[STATED EXERCISE] Return the entries below verbatim. Pictures stay out.

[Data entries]
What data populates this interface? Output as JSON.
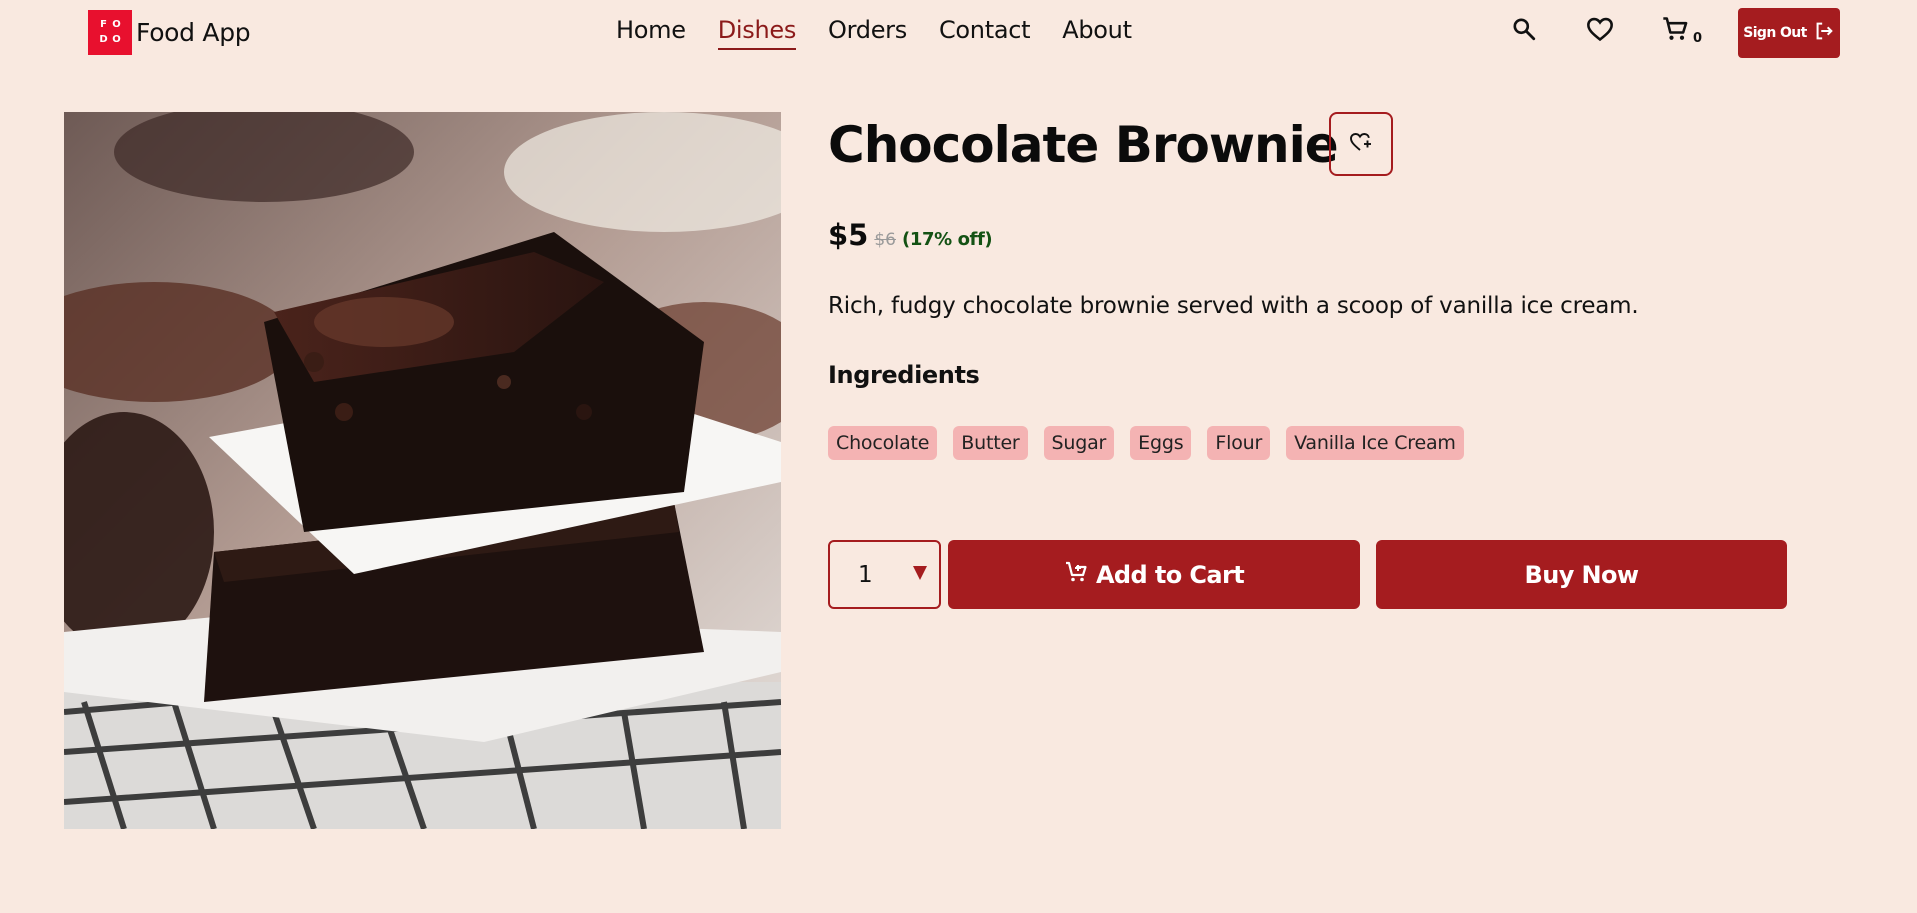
{
  "brand": {
    "logo_letters": [
      "F",
      "O",
      "D",
      "O"
    ],
    "name": "Food App"
  },
  "nav": {
    "items": [
      {
        "label": "Home",
        "active": false
      },
      {
        "label": "Dishes",
        "active": true
      },
      {
        "label": "Orders",
        "active": false
      },
      {
        "label": "Contact",
        "active": false
      },
      {
        "label": "About",
        "active": false
      }
    ]
  },
  "header_actions": {
    "search_icon": "search-icon",
    "wishlist_icon": "heart-icon",
    "cart_icon": "cart-icon",
    "cart_count": "0",
    "signout_label": "Sign Out",
    "signout_icon": "logout-icon"
  },
  "dish": {
    "title": "Chocolate Brownie",
    "price_now": "$5",
    "price_old": "$6",
    "discount": "(17% off)",
    "description": "Rich, fudgy chocolate brownie served with a scoop of vanilla ice cream.",
    "ingredients_heading": "Ingredients",
    "ingredients": [
      "Chocolate",
      "Butter",
      "Sugar",
      "Eggs",
      "Flour",
      "Vanilla Ice Cream"
    ],
    "image_subject": "chocolate-brownie-photo"
  },
  "purchase": {
    "quantity": "1",
    "add_to_cart_label": "Add to Cart",
    "buy_now_label": "Buy Now"
  },
  "colors": {
    "background": "#f9e9e0",
    "accent": "#a51c1f",
    "logo_red": "#e8102e",
    "tag_bg": "#f4b3b3",
    "discount_green": "#145214"
  }
}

[REPLY TO THE EXERCISE]
What data populates this interface? Output as JSON.
{
  "brand": {
    "logo_letters": [
      "F",
      "O",
      "D",
      "O"
    ],
    "name": "Food App"
  },
  "nav": {
    "items": [
      {
        "label": "Home",
        "active": false
      },
      {
        "label": "Dishes",
        "active": true
      },
      {
        "label": "Orders",
        "active": false
      },
      {
        "label": "Contact",
        "active": false
      },
      {
        "label": "About",
        "active": false
      }
    ]
  },
  "header_actions": {
    "search_icon": "search-icon",
    "wishlist_icon": "heart-icon",
    "cart_icon": "cart-icon",
    "cart_count": "0",
    "signout_label": "Sign Out",
    "signout_icon": "logout-icon"
  },
  "dish": {
    "title": "Chocolate Brownie",
    "price_now": "$5",
    "price_old": "$6",
    "discount": "(17% off)",
    "description": "Rich, fudgy chocolate brownie served with a scoop of vanilla ice cream.",
    "ingredients_heading": "Ingredients",
    "ingredients": [
      "Chocolate",
      "Butter",
      "Sugar",
      "Eggs",
      "Flour",
      "Vanilla Ice Cream"
    ],
    "image_subject": "chocolate-brownie-photo"
  },
  "purchase": {
    "quantity": "1",
    "add_to_cart_label": "Add to Cart",
    "buy_now_label": "Buy Now"
  },
  "colors": {
    "background": "#f9e9e0",
    "accent": "#a51c1f",
    "logo_red": "#e8102e",
    "tag_bg": "#f4b3b3",
    "discount_green": "#145214"
  }
}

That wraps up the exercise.